Task directions
Compile every line that includes the word "document".

Collected data:

◇ ◇ ◇

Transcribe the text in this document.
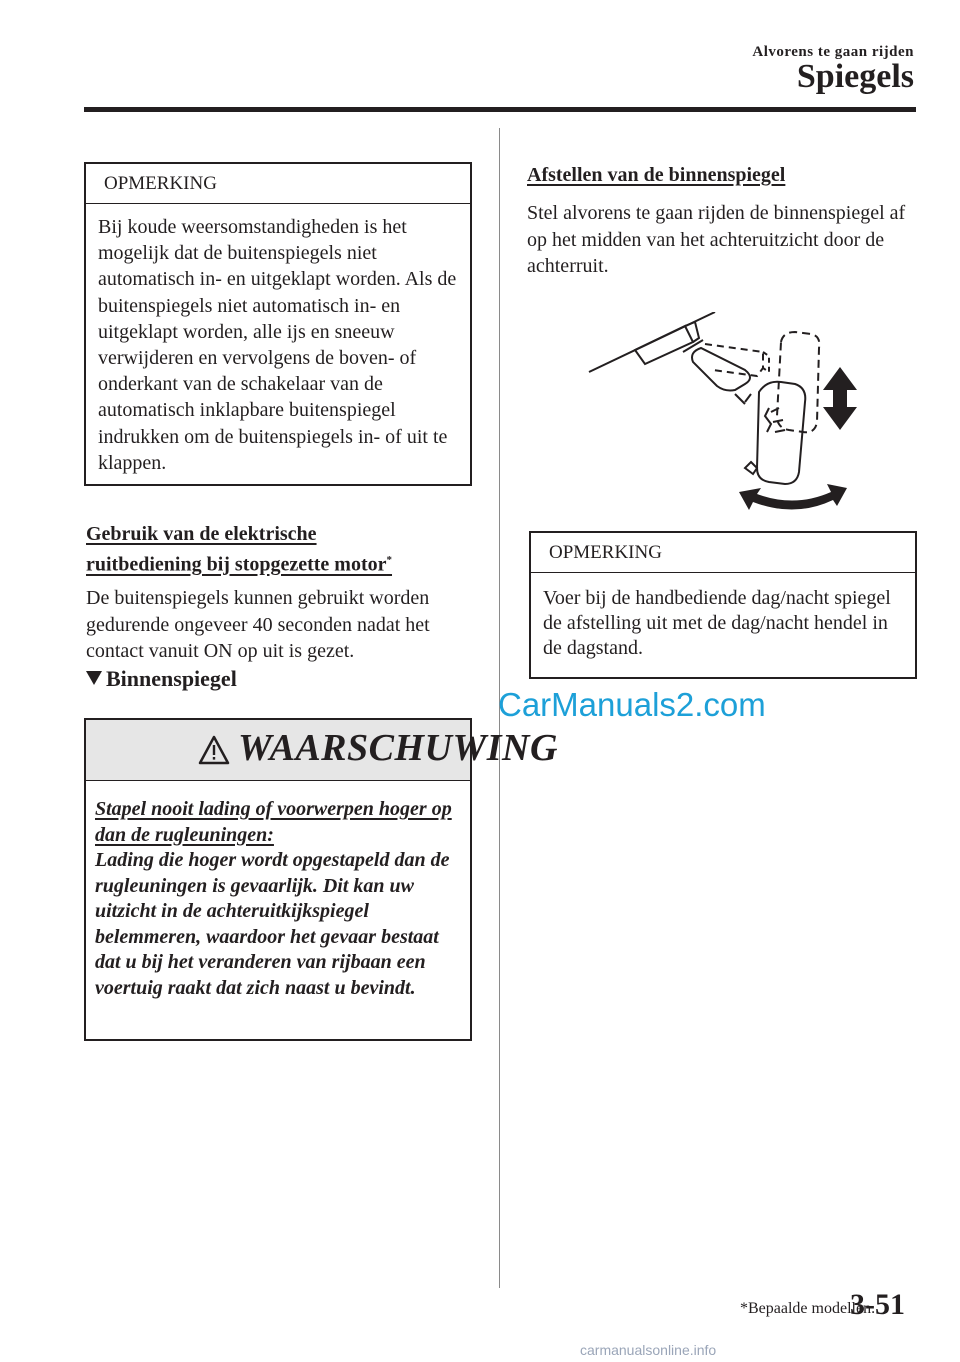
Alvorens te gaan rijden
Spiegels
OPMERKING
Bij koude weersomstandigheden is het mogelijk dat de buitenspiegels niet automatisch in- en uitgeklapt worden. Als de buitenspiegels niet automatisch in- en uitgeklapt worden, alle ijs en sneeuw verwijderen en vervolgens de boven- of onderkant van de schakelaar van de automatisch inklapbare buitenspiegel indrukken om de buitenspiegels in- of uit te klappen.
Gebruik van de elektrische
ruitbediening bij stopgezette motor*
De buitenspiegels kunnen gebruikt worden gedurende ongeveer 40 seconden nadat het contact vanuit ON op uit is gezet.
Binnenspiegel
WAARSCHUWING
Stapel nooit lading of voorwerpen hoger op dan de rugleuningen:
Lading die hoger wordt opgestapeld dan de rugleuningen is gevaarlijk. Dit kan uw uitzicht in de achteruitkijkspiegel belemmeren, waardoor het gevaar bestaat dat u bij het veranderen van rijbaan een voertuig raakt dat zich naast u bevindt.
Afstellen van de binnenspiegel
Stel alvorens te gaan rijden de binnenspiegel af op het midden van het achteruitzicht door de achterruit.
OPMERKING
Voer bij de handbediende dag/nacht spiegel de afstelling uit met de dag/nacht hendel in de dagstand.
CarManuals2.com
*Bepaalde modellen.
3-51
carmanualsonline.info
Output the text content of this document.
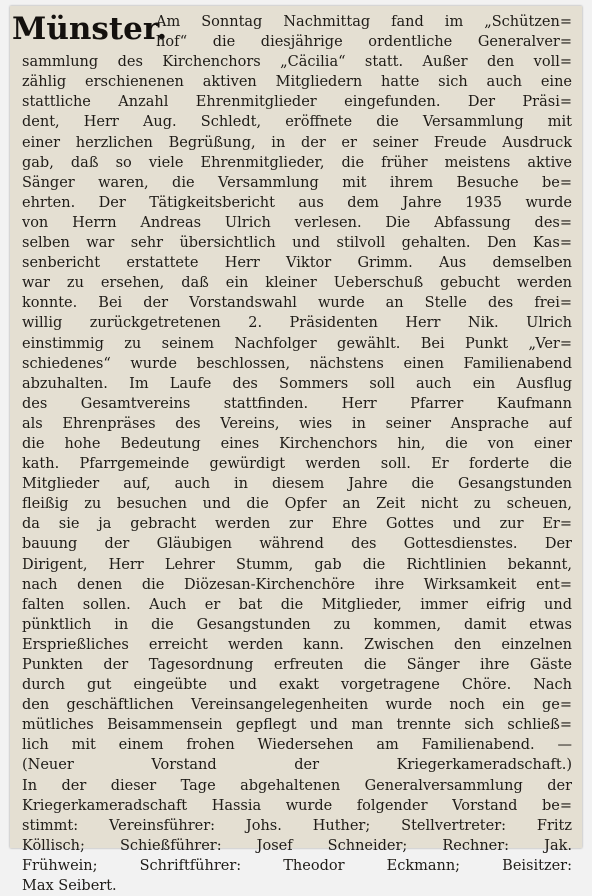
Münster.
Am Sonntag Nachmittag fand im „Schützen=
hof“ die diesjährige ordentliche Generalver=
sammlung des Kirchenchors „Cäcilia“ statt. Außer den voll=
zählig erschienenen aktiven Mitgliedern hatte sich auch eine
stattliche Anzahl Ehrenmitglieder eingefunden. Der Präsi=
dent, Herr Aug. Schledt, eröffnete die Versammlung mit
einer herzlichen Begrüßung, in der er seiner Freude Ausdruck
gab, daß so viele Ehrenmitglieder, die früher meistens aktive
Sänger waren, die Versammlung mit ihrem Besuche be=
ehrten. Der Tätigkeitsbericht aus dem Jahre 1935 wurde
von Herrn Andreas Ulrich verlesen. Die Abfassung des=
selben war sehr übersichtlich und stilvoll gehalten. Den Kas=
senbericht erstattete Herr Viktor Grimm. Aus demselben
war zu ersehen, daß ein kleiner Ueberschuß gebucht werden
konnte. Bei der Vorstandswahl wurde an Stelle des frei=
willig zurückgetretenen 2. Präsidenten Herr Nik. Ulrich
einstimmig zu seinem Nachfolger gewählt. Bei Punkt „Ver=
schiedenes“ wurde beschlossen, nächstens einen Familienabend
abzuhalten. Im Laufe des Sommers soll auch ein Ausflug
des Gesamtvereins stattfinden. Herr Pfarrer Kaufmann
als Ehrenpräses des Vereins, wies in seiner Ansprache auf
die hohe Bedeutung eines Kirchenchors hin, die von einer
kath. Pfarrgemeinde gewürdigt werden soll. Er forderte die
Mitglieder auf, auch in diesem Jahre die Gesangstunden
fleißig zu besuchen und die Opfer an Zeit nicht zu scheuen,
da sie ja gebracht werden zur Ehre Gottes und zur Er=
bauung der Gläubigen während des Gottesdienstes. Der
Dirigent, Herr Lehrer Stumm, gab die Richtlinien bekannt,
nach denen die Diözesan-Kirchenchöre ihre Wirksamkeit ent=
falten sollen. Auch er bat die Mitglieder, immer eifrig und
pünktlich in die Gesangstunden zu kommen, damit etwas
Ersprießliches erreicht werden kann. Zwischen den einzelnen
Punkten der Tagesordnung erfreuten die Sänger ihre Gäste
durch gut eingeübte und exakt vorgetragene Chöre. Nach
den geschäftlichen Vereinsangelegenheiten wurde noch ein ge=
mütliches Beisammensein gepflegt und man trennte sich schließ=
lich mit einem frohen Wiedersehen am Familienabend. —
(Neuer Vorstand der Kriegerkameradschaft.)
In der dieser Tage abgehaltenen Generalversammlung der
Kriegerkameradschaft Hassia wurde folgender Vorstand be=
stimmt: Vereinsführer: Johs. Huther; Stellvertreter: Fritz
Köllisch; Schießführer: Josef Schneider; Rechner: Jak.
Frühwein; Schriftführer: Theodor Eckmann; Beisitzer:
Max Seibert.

◇ ◇ ◇

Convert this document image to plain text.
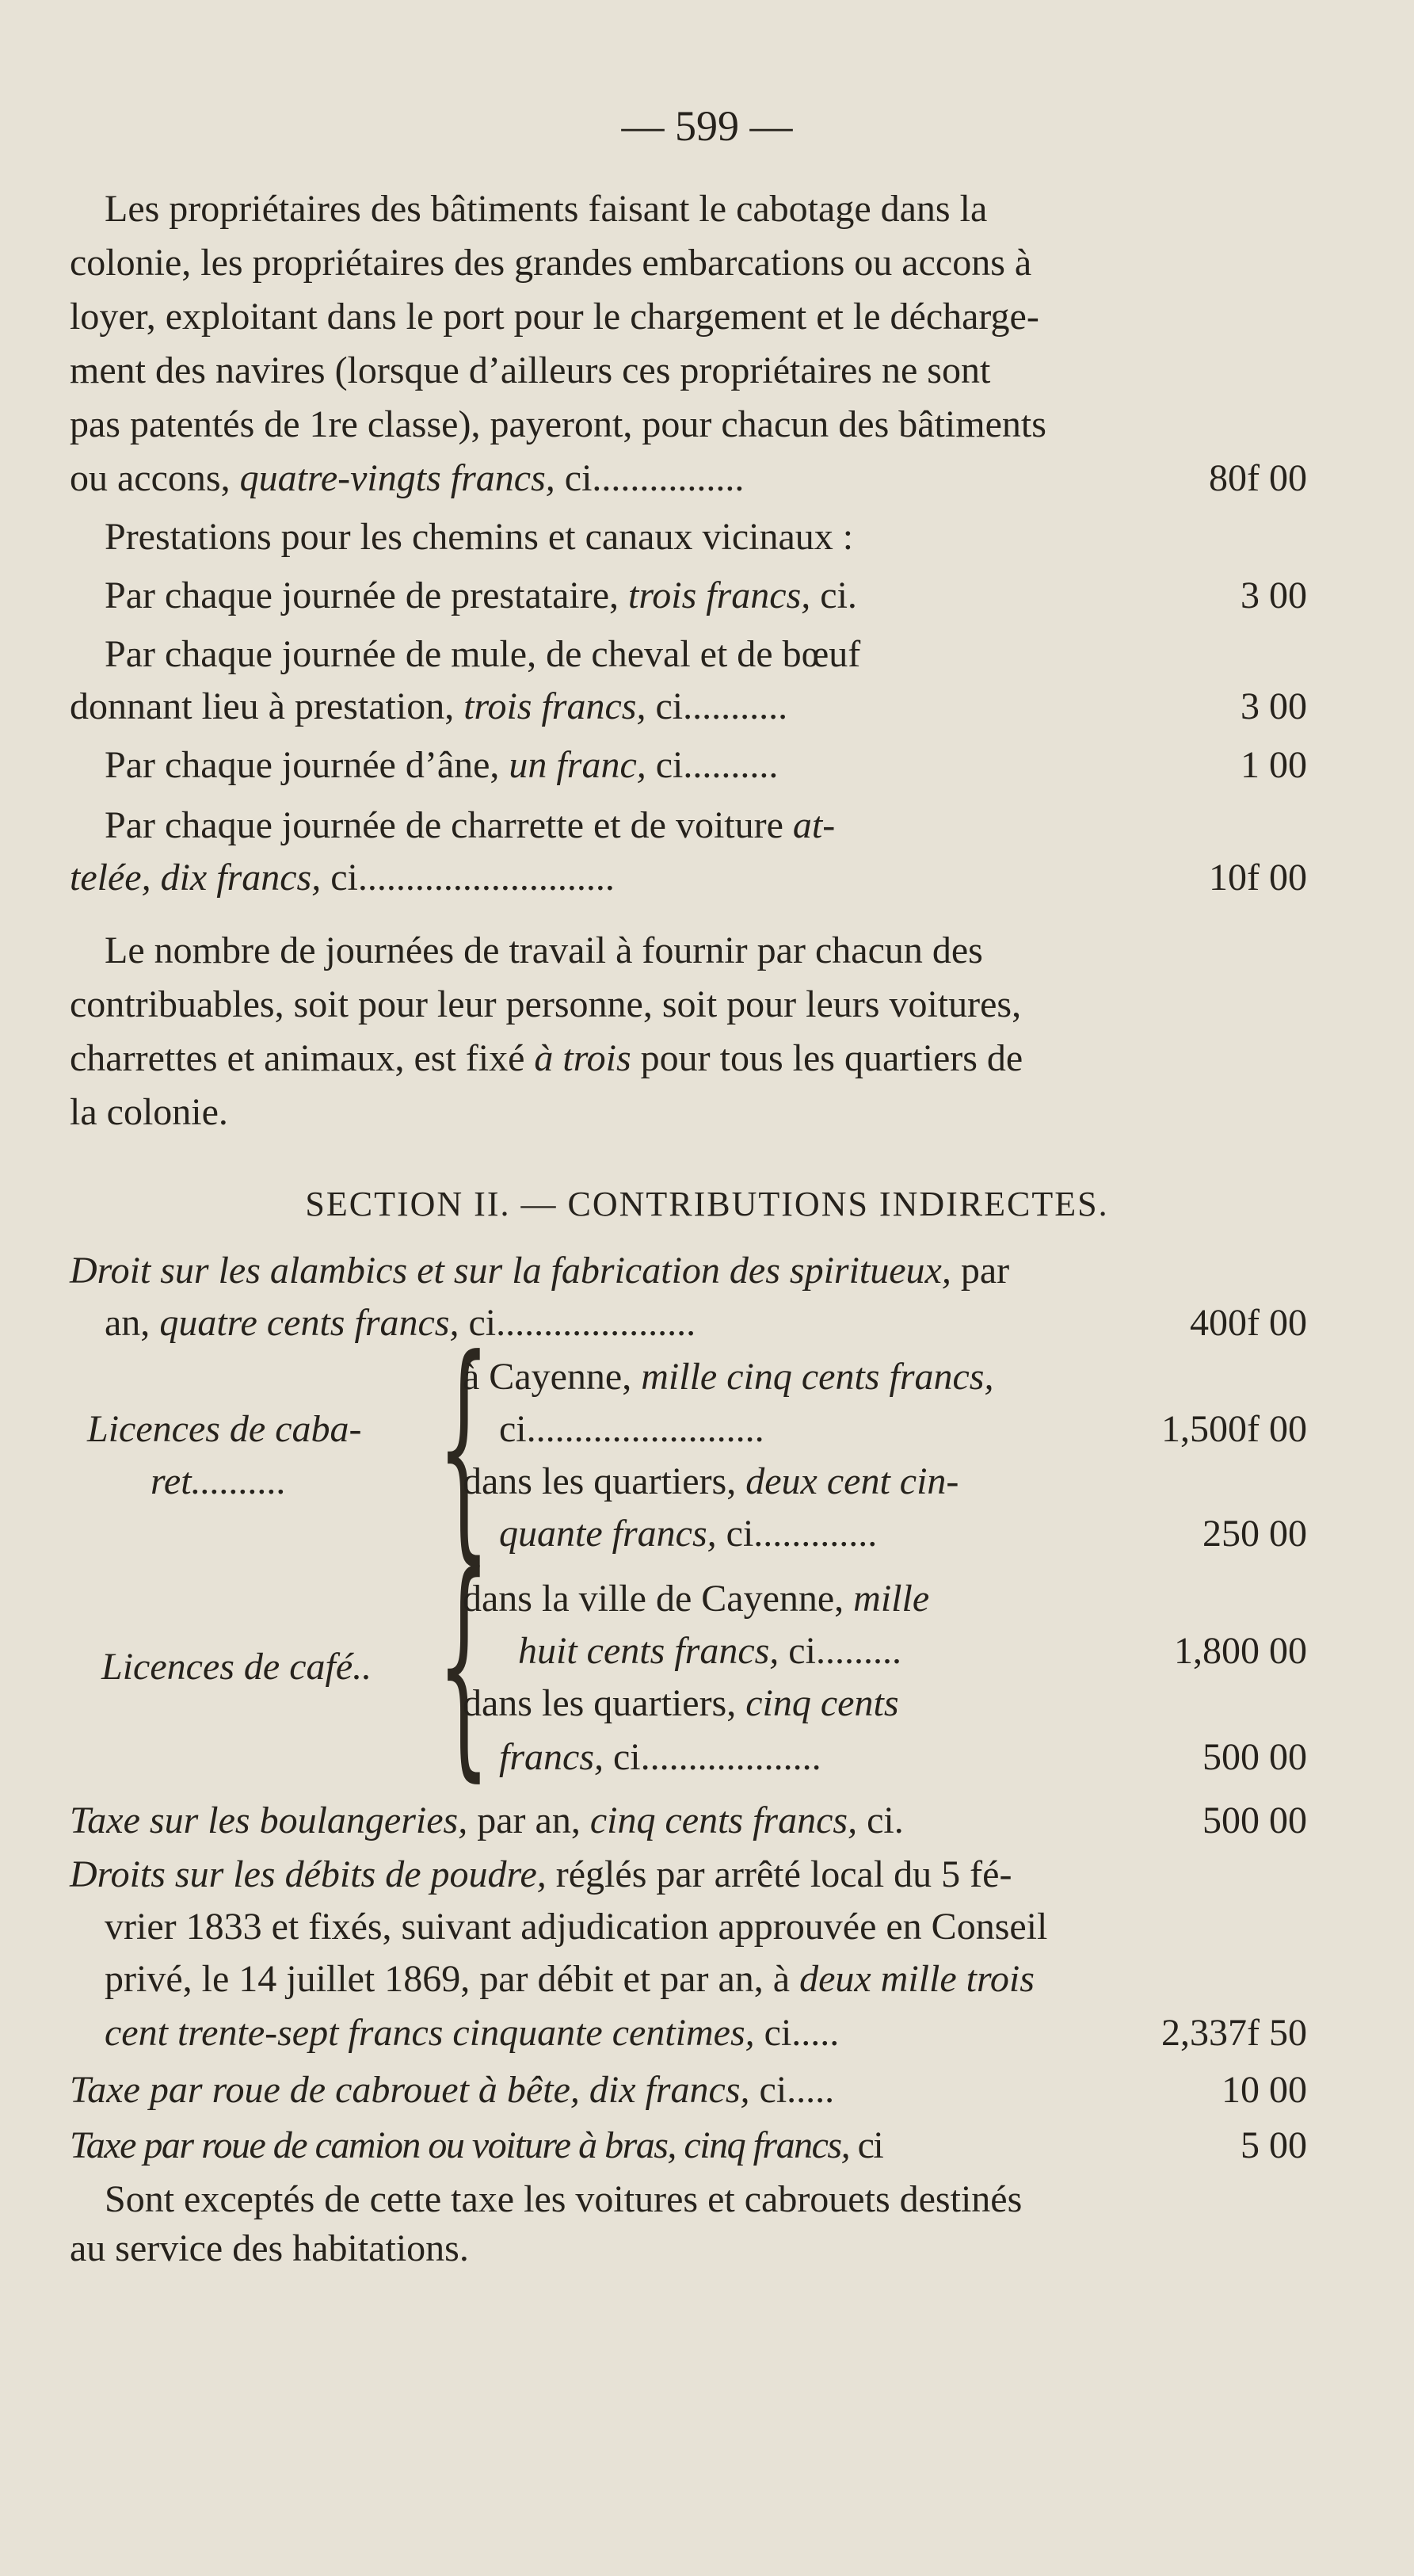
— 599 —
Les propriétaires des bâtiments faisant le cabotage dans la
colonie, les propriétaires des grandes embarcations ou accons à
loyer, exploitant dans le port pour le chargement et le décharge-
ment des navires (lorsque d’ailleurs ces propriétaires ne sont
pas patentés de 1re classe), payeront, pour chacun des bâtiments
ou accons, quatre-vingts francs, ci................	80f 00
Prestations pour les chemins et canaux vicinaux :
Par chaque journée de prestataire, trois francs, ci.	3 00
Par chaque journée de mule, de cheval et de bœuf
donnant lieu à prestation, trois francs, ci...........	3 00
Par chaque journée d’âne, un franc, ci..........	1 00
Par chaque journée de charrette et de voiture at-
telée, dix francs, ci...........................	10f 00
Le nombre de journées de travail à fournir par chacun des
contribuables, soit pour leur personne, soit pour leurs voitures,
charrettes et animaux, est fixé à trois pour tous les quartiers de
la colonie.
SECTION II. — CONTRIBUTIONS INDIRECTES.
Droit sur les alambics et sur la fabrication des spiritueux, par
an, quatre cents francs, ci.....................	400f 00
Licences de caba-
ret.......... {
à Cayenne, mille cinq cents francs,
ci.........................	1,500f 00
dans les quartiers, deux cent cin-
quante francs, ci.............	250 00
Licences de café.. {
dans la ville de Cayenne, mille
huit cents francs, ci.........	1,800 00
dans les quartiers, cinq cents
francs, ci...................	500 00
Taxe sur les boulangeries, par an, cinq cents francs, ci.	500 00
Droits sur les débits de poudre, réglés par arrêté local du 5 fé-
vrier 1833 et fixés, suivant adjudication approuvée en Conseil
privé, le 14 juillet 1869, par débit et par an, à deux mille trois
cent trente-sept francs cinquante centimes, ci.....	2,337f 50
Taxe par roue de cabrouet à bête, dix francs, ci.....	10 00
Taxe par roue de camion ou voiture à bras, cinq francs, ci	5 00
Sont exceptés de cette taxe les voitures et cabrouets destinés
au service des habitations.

◇ ◇ ◇

Answer to the problem
Transcribe the text in this document.
Output the text content of this document.
Convert this document image to plain text.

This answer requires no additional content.